- _EXERCISE BRIEF_:
Count every line in the entries that follow where the word "JSON" appears, then state only the total.

- _DATA PROVIDED_:

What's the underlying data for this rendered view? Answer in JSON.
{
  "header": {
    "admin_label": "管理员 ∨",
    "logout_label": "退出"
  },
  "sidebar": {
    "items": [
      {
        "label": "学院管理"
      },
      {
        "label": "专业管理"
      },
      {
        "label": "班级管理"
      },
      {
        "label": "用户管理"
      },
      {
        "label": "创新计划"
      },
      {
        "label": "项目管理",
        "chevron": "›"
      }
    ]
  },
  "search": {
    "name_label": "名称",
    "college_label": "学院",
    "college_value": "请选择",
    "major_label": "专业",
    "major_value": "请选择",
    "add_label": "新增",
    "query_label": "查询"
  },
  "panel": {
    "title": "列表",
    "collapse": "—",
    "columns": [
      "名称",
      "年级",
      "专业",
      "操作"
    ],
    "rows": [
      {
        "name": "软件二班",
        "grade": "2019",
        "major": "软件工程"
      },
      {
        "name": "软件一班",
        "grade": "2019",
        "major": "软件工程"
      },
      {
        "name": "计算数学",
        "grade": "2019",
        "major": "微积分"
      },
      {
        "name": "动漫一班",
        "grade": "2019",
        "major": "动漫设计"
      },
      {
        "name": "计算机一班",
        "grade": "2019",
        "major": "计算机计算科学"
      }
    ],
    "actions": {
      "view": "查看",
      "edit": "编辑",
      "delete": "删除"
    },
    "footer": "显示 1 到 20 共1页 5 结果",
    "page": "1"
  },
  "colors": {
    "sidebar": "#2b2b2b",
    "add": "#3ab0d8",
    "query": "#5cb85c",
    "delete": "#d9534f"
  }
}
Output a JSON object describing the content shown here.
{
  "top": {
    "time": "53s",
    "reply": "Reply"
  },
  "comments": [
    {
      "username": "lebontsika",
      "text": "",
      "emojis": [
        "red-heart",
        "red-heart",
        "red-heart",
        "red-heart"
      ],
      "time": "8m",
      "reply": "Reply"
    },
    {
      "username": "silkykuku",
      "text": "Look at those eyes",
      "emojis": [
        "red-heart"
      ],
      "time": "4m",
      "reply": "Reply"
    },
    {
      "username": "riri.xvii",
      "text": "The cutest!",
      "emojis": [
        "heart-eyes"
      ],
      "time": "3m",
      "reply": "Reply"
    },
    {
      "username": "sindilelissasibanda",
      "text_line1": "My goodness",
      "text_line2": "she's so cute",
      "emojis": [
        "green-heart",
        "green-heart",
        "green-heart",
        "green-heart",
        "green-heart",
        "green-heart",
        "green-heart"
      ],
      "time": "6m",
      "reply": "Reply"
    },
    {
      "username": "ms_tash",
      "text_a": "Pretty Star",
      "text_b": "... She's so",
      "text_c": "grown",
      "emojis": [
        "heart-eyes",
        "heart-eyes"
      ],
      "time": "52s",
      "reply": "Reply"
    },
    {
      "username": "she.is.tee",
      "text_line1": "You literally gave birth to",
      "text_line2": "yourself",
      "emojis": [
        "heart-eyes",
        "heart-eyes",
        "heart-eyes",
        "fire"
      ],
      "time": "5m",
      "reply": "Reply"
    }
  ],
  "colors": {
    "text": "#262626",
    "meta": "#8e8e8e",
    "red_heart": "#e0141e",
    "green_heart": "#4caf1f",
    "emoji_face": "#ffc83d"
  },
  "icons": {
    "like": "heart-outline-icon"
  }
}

- _OUTPUT FOR THIS EXERCISE_:
2